What you will do:
Pull each line holding the word "series" from the data.

**** The records ****

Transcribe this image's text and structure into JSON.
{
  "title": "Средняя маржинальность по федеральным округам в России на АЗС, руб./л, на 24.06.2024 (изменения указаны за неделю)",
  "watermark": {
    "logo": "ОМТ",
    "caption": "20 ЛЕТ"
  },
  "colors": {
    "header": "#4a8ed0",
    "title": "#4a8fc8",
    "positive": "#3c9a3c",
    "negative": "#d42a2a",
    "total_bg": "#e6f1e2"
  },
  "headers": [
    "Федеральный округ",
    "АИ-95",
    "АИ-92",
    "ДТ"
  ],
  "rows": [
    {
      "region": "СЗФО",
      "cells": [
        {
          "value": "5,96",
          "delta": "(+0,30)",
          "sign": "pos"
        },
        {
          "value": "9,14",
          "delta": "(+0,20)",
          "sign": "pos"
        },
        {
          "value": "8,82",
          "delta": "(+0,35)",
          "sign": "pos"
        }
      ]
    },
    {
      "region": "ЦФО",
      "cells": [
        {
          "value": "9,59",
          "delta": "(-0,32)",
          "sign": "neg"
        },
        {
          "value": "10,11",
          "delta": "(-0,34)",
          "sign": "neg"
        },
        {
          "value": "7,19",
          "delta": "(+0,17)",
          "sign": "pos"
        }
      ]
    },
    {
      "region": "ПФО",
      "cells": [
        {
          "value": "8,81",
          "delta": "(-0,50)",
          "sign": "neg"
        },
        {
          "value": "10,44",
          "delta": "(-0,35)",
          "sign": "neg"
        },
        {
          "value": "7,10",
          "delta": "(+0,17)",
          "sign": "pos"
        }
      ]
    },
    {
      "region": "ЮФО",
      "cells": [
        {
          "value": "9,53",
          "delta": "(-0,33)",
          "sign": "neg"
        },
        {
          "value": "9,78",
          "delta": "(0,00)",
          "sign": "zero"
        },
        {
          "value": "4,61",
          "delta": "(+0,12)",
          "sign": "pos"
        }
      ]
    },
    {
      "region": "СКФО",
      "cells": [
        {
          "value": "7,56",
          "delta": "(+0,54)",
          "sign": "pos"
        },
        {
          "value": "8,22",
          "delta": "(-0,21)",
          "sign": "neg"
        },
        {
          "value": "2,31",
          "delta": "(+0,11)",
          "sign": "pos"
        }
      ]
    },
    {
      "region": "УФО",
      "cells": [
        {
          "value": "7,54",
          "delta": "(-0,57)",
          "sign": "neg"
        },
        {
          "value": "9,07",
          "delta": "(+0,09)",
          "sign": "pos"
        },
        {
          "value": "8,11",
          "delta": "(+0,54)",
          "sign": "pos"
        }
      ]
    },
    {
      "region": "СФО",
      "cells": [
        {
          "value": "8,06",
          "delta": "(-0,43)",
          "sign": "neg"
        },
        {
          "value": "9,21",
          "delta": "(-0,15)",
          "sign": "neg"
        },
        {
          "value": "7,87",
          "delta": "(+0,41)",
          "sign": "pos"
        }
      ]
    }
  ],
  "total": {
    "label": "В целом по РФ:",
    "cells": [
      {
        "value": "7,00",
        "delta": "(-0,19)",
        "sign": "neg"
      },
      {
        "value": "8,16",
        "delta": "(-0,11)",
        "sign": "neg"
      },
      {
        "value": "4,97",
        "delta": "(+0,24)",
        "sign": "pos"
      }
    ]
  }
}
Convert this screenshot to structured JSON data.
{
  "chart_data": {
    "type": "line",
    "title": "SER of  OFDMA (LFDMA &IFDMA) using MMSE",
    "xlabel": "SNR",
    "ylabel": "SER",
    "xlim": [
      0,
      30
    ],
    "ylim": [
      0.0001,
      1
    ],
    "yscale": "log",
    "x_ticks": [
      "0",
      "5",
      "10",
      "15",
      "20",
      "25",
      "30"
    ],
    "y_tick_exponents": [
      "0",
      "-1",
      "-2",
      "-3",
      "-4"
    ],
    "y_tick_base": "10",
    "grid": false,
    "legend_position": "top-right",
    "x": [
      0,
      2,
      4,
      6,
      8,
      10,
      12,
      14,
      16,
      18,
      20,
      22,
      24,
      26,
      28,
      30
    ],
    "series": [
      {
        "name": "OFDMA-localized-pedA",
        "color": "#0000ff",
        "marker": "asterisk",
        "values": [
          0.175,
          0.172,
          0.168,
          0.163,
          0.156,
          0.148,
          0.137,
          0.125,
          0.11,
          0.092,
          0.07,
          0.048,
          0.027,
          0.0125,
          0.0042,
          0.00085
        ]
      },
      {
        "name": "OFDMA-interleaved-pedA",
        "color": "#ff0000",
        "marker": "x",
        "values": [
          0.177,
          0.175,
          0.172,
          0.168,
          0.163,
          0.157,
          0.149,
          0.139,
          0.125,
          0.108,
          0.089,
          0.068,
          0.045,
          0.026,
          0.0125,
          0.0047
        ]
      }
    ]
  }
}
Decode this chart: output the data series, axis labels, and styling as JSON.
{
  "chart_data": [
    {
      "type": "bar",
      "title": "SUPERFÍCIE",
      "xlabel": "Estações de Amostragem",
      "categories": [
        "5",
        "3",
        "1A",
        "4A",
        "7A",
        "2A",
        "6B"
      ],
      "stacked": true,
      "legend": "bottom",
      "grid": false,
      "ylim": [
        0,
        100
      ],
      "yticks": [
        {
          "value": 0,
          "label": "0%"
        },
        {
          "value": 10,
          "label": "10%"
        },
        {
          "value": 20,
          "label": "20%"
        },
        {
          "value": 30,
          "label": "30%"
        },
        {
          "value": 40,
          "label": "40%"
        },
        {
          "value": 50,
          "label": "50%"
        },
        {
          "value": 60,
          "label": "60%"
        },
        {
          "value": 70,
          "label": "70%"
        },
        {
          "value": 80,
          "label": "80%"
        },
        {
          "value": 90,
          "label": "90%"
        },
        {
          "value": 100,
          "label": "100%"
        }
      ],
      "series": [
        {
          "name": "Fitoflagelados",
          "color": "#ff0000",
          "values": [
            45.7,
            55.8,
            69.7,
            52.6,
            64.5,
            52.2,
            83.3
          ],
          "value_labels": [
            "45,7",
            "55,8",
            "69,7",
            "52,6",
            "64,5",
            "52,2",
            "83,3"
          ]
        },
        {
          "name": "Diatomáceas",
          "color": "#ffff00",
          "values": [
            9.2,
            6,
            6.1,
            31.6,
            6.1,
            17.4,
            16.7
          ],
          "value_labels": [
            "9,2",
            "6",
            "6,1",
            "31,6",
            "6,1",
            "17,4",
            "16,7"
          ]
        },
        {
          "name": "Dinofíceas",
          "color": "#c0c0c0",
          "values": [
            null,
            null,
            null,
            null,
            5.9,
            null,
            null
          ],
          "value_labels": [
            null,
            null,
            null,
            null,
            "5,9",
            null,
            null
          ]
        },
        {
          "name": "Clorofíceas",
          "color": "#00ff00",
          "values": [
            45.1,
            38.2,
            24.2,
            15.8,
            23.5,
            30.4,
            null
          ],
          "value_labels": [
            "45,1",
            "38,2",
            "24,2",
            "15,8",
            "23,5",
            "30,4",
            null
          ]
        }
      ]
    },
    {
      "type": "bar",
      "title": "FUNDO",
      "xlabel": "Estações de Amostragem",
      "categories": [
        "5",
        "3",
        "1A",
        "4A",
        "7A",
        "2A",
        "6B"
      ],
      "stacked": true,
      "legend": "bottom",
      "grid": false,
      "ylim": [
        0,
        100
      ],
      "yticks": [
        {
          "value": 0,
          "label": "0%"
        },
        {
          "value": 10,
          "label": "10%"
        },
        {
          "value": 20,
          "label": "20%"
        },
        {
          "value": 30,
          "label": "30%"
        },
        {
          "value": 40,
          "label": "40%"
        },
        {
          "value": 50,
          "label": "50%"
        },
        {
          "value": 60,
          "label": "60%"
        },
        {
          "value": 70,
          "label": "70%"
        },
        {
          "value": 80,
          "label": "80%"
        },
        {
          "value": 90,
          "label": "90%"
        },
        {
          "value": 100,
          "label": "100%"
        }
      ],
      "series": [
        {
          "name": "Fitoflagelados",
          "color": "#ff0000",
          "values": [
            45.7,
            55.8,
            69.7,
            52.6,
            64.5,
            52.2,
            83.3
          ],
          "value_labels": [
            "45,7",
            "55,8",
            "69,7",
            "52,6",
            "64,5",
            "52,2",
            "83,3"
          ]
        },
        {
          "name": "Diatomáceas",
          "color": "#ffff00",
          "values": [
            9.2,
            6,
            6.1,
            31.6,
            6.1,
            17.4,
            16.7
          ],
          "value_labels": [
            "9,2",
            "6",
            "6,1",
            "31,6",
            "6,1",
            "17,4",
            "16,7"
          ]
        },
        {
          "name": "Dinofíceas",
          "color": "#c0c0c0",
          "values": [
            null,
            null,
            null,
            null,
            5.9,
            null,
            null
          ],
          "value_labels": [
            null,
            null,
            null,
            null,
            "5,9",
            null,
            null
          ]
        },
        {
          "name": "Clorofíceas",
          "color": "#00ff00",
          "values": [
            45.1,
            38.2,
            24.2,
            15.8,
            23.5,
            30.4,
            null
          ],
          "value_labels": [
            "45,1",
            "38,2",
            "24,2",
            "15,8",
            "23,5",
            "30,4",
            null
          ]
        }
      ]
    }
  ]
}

****

The response:
    "series": [
Decode this chart: output the data series, axis labels, and styling as JSON.
      "series": [
      "series": [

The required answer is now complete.